Filter the listing and keep only the lines with the word "frac".

[Start]

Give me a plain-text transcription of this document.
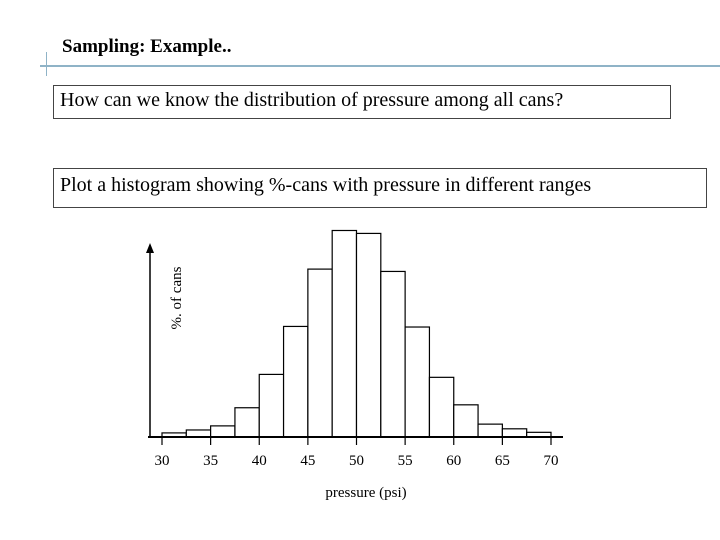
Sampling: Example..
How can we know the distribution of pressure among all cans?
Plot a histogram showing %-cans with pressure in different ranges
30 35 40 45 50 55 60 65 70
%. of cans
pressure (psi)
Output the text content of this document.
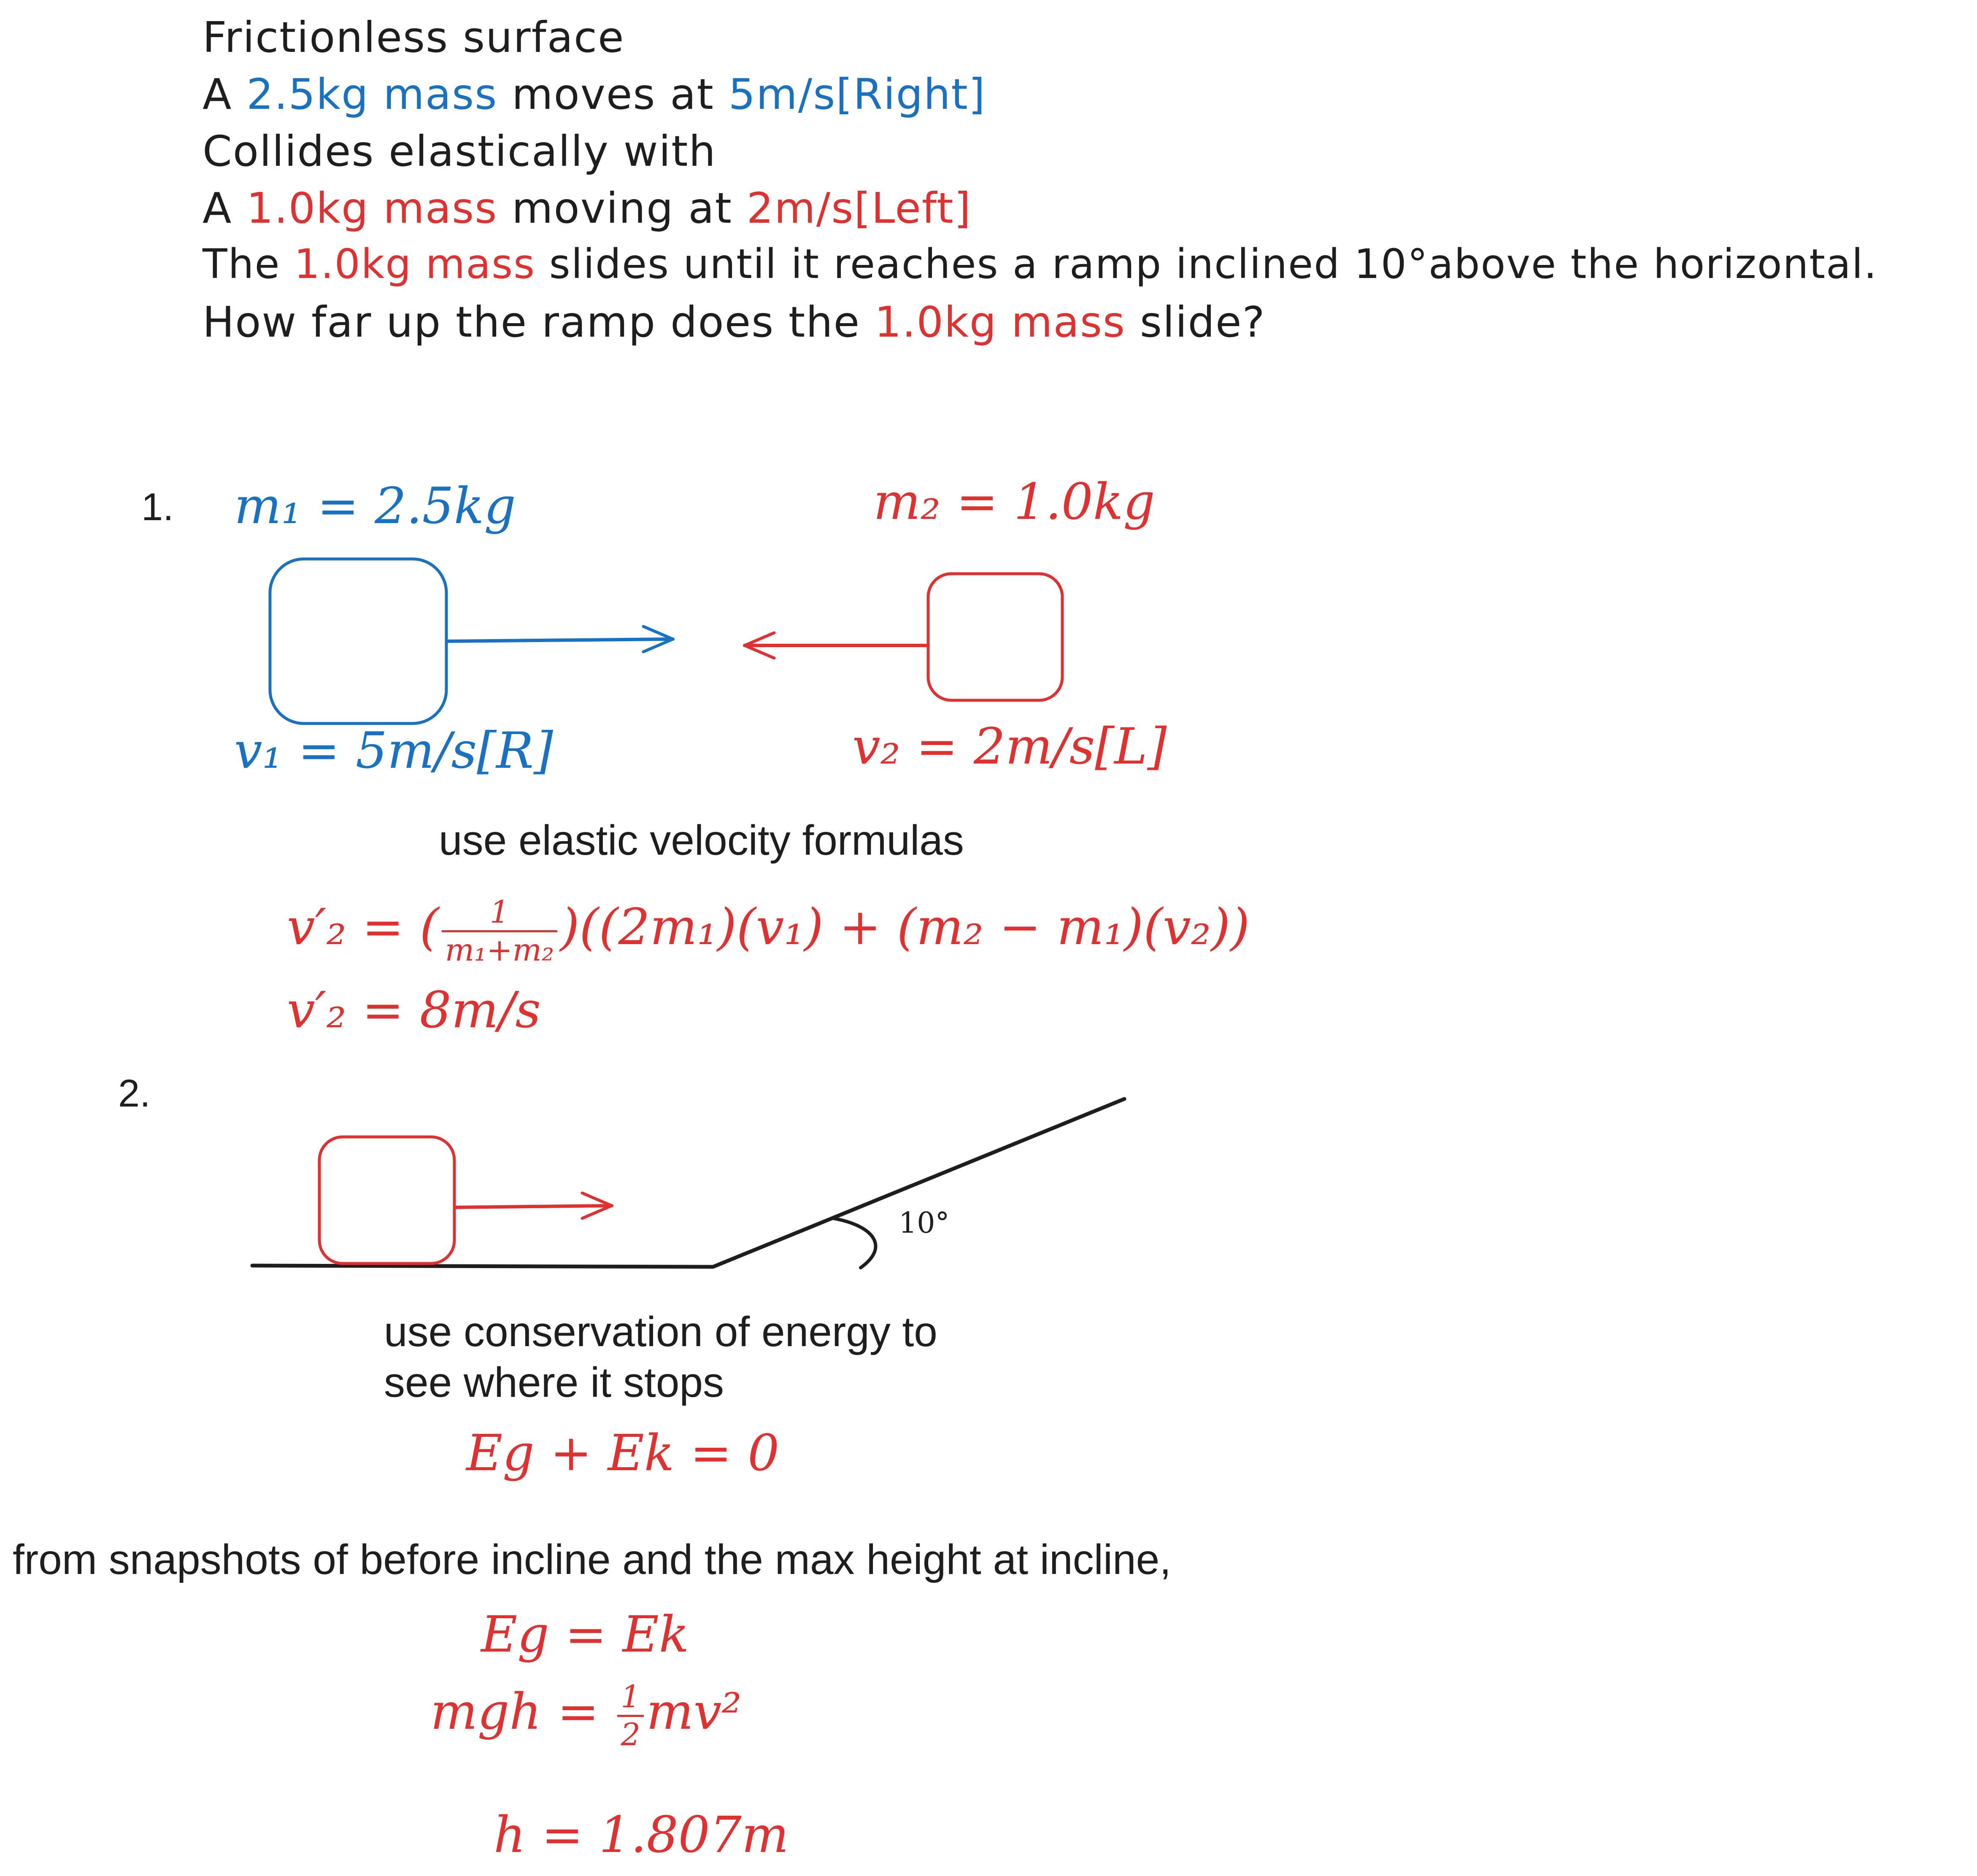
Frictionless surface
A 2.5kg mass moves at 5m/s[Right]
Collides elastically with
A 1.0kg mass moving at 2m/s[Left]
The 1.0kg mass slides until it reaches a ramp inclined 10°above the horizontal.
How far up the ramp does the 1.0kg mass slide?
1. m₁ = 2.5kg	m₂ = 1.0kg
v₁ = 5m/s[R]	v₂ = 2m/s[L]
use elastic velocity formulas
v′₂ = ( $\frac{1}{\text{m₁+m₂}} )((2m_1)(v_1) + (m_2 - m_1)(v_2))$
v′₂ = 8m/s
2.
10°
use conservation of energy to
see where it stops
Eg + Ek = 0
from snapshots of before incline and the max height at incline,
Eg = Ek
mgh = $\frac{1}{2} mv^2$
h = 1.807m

[End]

WRITTEN ANSWER:
v′₂ = ( $\frac{1}{\text{m₁+m₂}} )((2m_1)(v_1) + (m_2 - m_1)(v_2))$
mgh = $\frac{1}{2} mv^2$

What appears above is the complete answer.